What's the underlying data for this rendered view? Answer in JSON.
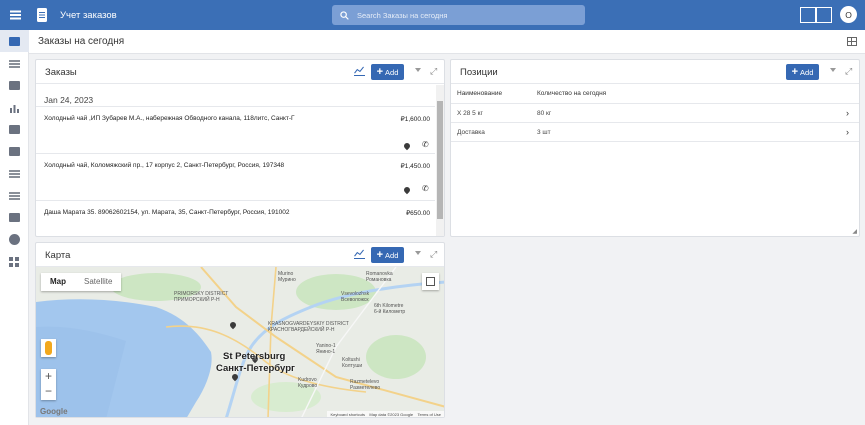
{
  "app": {
    "title": "Учет заказов",
    "user_initial": "O"
  },
  "search": {
    "placeholder": "Search Заказы на сегодня"
  },
  "page": {
    "title": "Заказы на сегодня"
  },
  "orders_panel": {
    "title": "Заказы",
    "add_label": "Add",
    "date": "Jan 24, 2023",
    "items": [
      {
        "text": "Холодный чай ,ИП Зубарев М.А., набережная Обводного канала, 118литс, Санкт-Г",
        "price": "₽1,600.00"
      },
      {
        "text": "Холодный чай, Коломяжский пр., 17 корпус 2, Санкт-Петербург, Россия, 197348",
        "price": "₽1,450.00"
      },
      {
        "text": "Даша Марата 35. 89062602154, ул. Марата, 35, Санкт-Петербург, Россия, 191002",
        "price": "₽650.00"
      }
    ]
  },
  "positions_panel": {
    "title": "Позиции",
    "add_label": "Add",
    "columns": [
      "Наименование",
      "Количество на сегодня"
    ],
    "rows": [
      {
        "name": "Х 28 5 кг",
        "qty": "80 кг"
      },
      {
        "name": "Доставка",
        "qty": "3 шт"
      }
    ]
  },
  "map_panel": {
    "title": "Карта",
    "add_label": "Add",
    "map_tab": "Map",
    "satellite_tab": "Satellite",
    "zoom_in": "+",
    "zoom_out": "−",
    "city_en": "St Petersburg",
    "city_ru": "Санкт-Петербург",
    "labels": {
      "murino": "Murino",
      "murino_ru": "Мурино",
      "romanovka": "Romanovka",
      "romanovka_ru": "Романовка",
      "primorsky": "PRIMORSKY DISTRICT",
      "primorsky_ru": "ПРИМОРСКИЙ Р-Н",
      "vsevolozhsk": "Vsevolozhsk",
      "vsevolozhsk_ru": "Всеволожск",
      "kilometre": "6th Kilometre",
      "kilometre_ru": "6-й Километр",
      "krasnogvard": "KRASNOGVARDEYSKIY DISTRICT",
      "krasnogvard_ru": "КРАСНОГВАРДЕЙСКИЙ Р-Н",
      "yanino": "Yanino-1",
      "yanino_ru": "Янино-1",
      "koltushi": "Koltushi",
      "koltushi_ru": "Колтуши",
      "kudrovo": "Kudrovo",
      "kudrovo_ru": "Кудрово",
      "razmetelevo": "Razmetelevo",
      "razmetelevo_ru": "Разметелево",
      "shortcuts": "Keyboard shortcuts",
      "mapdata": "Map data ©2023 Google",
      "terms": "Terms of Use",
      "google": "Google"
    }
  },
  "colors": {
    "topbar": "#3b6fb6",
    "accent": "#3568b3",
    "water": "#a3c7ee",
    "land": "#e9ece6",
    "park": "#cde6c3"
  }
}
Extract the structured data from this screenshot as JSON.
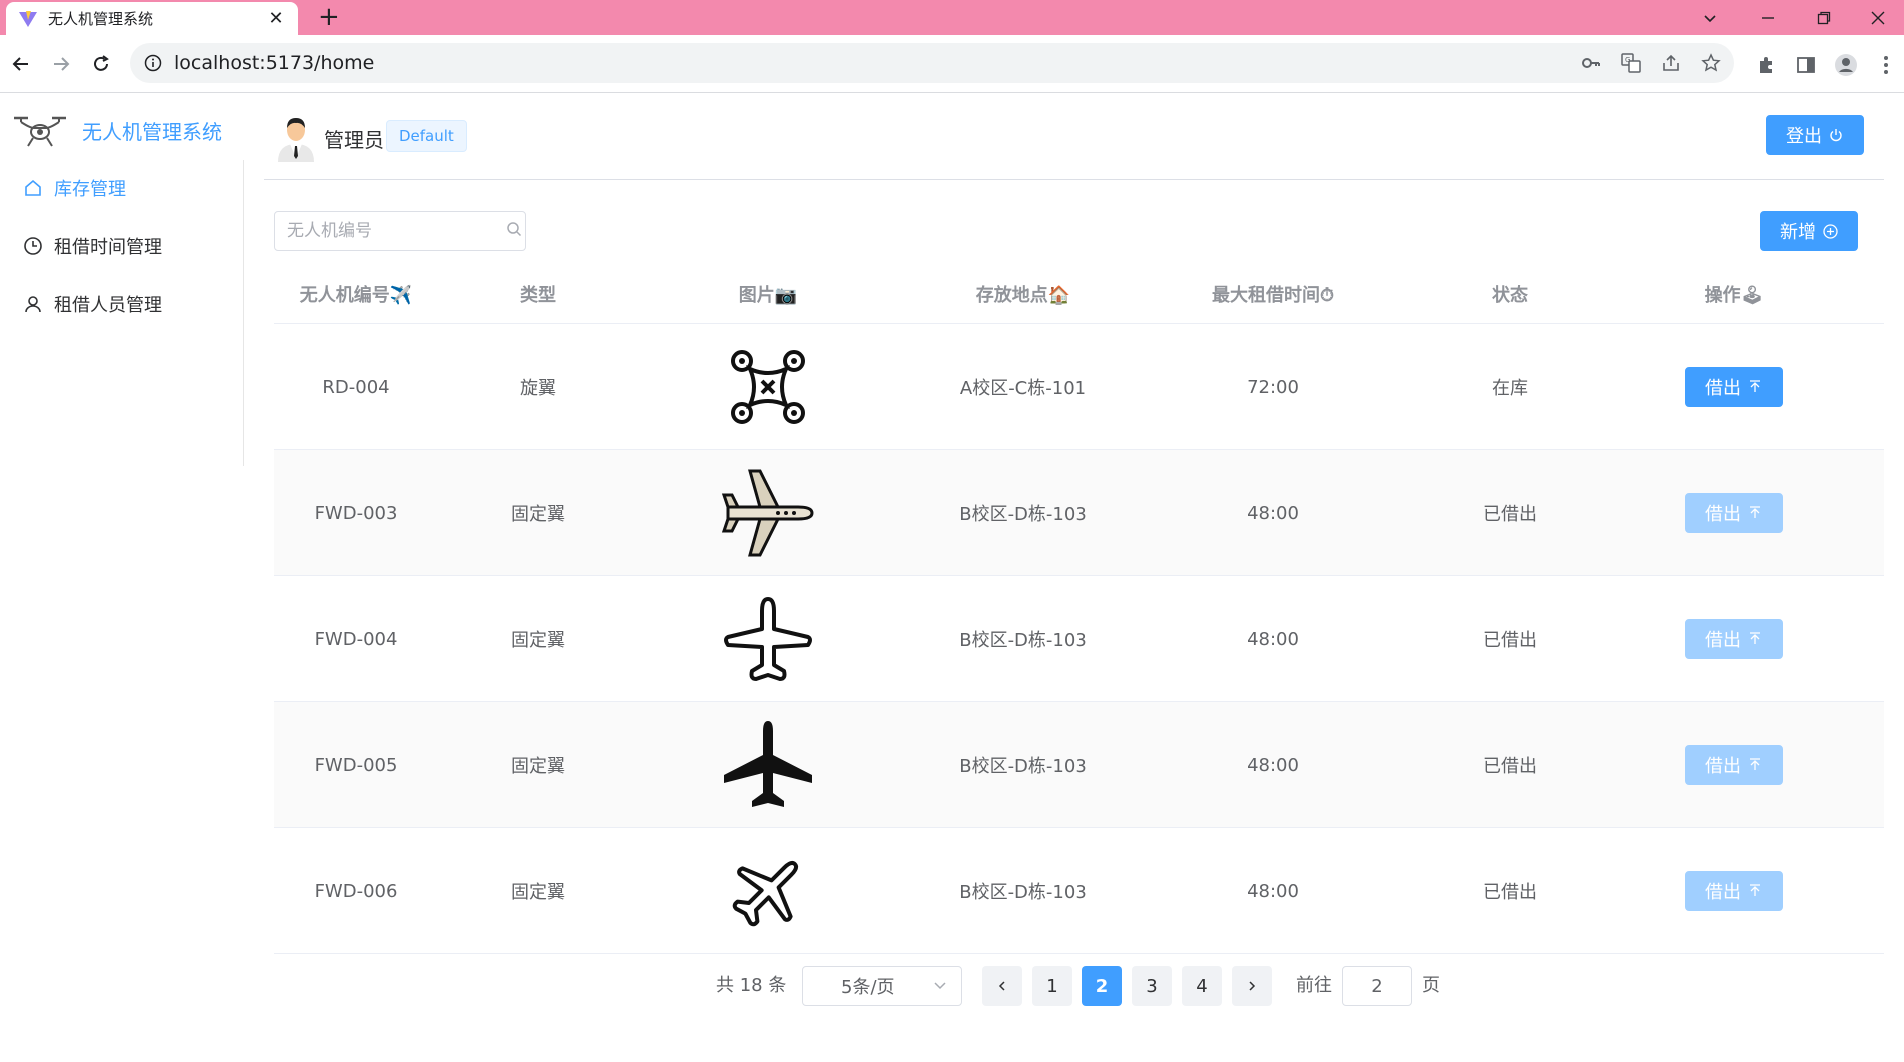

::::::::

# THE PROBLEM:
Repeat the material above word for word, please, apart from its images.

# SOLUTION TO THE PROBLEM:
What's the underlying data for this rendered view? Answer in JSON.
{
  "app": {
    "title": "Учет заказов",
    "user_initial": "O"
  },
  "search": {
    "placeholder": "Search Заказы на сегодня"
  },
  "page": {
    "title": "Заказы на сегодня"
  },
  "orders_panel": {
    "title": "Заказы",
    "add_label": "Add",
    "date": "Jan 24, 2023",
    "items": [
      {
        "text": "Холодный чай ,ИП Зубарев М.А., набережная Обводного канала, 118литс, Санкт-Г",
        "price": "₽1,600.00"
      },
      {
        "text": "Холодный чай, Коломяжский пр., 17 корпус 2, Санкт-Петербург, Россия, 197348",
        "price": "₽1,450.00"
      },
      {
        "text": "Даша Марата 35. 89062602154, ул. Марата, 35, Санкт-Петербург, Россия, 191002",
        "price": "₽650.00"
      }
    ]
  },
  "positions_panel": {
    "title": "Позиции",
    "add_label": "Add",
    "columns": [
      "Наименование",
      "Количество на сегодня"
    ],
    "rows": [
      {
        "name": "Х 28 5 кг",
        "qty": "80 кг"
      },
      {
        "name": "Доставка",
        "qty": "3 шт"
      }
    ]
  },
  "map_panel": {
    "title": "Карта",
    "add_label": "Add",
    "map_tab": "Map",
    "satellite_tab": "Satellite",
    "zoom_in": "+",
    "zoom_out": "−",
    "city_en": "St Petersburg",
    "city_ru": "Санкт-Петербург",
    "labels": {
      "murino": "Murino",
      "murino_ru": "Мурино",
      "romanovka": "Romanovka",
      "romanovka_ru": "Романовка",
      "primorsky": "PRIMORSKY DISTRICT",
      "primorsky_ru": "ПРИМОРСКИЙ Р-Н",
      "vsevolozhsk": "Vsevolozhsk",
      "vsevolozhsk_ru": "Всеволожск",
      "kilometre": "6th Kilometre",
      "kilometre_ru": "6-й Километр",
      "krasnogvard": "KRASNOGVARDEYSKIY DISTRICT",
      "krasnogvard_ru": "КРАСНОГВАРДЕЙСКИЙ Р-Н",
      "yanino": "Yanino-1",
      "yanino_ru": "Янино-1",
      "koltushi": "Koltushi",
      "koltushi_ru": "Колтуши",
      "kudrovo": "Kudrovo",
      "kudrovo_ru": "Кудрово",
      "razmetelevo": "Razmetelevo",
      "razmetelevo_ru": "Разметелево",
      "shortcuts": "Keyboard shortcuts",
      "mapdata": "Map data ©2023 Google",
      "terms": "Terms of Use",
      "google": "Google"
    }
  },
  "colors": {
    "topbar": "#3b6fb6",
    "accent": "#3568b3",
    "water": "#a3c7ee",
    "land": "#e9ece6",
    "park": "#cde6c3"
  }
}
Extract the structured data from this screenshot as JSON.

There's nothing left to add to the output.